::: Input data :::

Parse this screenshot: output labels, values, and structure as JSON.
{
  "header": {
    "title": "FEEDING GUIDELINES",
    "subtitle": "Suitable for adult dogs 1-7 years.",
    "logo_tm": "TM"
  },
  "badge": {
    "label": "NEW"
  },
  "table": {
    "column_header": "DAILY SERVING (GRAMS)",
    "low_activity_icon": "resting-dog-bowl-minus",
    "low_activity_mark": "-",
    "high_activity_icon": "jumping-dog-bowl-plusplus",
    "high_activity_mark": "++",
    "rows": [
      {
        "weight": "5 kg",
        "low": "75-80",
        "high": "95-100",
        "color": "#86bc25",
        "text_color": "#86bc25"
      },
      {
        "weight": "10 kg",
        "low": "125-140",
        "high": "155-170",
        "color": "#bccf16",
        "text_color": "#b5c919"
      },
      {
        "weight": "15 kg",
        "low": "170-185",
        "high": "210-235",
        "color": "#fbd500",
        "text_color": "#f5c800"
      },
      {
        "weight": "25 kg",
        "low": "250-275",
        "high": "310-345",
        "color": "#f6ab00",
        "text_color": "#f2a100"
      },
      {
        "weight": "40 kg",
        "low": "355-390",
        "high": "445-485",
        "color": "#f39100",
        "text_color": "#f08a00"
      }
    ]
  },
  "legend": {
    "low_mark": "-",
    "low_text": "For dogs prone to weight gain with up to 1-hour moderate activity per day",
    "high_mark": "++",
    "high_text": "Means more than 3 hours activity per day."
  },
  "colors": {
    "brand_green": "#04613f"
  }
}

:::

Check each line in the listing above for the string "dogs", then report how many lines contain it, with no other text.

2